▶ **Do this**: Can you find the lines of the listing that include "Business" and copy every one?
___ Data supplied
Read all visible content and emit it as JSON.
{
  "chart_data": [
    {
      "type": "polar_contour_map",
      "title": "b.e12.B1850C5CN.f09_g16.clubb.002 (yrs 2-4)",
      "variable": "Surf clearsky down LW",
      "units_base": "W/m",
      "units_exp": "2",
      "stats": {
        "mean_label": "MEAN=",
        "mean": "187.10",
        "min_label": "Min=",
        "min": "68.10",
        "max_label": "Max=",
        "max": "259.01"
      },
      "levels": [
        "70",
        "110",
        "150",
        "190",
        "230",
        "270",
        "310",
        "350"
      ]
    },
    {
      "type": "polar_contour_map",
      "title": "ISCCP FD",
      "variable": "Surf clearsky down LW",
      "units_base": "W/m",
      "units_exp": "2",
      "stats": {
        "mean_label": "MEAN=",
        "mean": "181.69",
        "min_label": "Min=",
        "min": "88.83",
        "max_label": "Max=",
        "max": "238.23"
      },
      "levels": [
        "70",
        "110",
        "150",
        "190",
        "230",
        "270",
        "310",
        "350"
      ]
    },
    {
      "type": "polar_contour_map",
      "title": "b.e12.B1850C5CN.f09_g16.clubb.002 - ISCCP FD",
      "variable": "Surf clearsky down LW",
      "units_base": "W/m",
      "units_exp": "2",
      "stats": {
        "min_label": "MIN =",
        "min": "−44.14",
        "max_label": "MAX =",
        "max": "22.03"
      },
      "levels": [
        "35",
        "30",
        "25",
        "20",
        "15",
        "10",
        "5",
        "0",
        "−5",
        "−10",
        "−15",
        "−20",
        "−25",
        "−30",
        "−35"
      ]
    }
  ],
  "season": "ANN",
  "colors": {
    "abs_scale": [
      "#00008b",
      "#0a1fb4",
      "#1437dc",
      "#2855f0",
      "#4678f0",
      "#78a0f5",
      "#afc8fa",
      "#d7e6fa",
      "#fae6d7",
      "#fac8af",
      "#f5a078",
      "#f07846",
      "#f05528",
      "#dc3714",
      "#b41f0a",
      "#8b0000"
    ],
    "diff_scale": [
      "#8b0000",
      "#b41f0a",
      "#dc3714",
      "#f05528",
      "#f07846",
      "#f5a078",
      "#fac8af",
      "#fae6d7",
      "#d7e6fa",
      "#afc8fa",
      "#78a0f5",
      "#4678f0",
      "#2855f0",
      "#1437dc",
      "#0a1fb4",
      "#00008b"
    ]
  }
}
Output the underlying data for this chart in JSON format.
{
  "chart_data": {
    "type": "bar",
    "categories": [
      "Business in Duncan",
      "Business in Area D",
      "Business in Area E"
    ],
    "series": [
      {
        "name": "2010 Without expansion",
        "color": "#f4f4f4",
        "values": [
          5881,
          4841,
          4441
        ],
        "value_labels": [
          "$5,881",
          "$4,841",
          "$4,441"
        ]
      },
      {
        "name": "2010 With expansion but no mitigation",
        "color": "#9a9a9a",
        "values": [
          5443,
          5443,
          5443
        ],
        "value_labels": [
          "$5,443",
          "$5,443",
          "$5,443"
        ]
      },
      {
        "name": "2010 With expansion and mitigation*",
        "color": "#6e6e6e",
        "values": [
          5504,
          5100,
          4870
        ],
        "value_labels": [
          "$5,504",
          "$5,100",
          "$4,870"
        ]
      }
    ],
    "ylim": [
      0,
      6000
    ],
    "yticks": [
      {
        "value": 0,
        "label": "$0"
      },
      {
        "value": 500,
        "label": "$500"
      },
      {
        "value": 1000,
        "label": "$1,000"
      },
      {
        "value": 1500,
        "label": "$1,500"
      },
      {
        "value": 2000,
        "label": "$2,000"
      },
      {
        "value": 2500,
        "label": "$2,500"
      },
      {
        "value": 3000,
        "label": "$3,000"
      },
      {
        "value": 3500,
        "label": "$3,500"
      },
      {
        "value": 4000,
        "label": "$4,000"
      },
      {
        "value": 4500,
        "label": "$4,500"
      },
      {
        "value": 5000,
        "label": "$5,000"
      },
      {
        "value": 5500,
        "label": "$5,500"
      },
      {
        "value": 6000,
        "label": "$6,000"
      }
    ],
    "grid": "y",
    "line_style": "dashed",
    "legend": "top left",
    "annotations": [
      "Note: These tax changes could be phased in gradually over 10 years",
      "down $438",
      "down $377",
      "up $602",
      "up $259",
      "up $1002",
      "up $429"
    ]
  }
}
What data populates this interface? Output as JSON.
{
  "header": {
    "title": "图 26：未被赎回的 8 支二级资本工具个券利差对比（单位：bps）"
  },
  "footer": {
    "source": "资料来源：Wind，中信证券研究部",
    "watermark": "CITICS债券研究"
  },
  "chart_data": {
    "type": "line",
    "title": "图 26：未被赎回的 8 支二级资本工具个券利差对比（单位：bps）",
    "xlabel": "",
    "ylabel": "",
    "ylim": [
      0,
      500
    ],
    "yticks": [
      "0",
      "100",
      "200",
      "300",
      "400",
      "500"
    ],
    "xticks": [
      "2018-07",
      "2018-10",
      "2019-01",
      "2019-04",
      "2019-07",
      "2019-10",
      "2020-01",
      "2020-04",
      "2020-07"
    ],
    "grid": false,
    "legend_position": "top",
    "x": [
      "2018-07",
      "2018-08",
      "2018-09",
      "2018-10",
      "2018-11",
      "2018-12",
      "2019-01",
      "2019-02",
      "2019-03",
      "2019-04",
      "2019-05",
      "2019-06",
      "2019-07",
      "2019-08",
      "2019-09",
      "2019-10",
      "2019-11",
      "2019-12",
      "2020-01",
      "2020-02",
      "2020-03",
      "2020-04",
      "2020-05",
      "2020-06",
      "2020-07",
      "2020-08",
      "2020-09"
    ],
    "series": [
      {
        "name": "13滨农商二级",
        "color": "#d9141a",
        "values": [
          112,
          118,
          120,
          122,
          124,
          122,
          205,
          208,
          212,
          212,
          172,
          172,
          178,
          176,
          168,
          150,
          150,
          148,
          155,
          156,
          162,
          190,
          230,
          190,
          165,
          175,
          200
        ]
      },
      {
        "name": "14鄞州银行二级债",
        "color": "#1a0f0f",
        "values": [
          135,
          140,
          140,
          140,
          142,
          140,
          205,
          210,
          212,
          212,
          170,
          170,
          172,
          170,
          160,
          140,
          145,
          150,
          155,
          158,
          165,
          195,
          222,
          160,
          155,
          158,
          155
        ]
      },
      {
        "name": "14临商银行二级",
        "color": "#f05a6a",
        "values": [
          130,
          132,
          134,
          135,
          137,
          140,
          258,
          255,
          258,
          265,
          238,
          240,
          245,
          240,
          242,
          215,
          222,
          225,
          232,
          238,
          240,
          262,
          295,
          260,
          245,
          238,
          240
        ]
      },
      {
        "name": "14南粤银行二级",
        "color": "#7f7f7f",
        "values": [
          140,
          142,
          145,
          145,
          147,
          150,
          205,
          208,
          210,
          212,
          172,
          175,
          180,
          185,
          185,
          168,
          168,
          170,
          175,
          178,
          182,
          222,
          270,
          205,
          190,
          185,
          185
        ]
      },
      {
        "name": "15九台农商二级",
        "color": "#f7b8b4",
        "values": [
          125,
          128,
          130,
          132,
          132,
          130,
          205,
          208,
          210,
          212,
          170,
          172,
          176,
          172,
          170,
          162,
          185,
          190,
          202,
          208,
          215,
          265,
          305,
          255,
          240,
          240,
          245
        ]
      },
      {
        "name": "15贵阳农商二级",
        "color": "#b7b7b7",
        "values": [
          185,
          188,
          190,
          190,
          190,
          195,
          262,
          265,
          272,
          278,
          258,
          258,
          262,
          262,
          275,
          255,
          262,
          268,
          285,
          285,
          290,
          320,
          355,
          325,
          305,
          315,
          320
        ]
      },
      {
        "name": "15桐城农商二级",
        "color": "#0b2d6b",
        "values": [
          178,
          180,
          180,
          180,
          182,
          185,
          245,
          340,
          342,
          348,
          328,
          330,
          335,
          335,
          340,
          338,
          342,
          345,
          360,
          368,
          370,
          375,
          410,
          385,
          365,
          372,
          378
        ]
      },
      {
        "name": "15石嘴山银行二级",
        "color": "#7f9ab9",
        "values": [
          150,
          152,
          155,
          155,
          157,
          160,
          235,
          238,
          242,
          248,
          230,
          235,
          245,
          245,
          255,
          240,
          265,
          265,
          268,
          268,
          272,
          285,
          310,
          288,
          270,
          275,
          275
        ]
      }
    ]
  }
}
______
▶ **Written reply**:
      "Business in Duncan",
      "Business in Area D",
      "Business in Area E"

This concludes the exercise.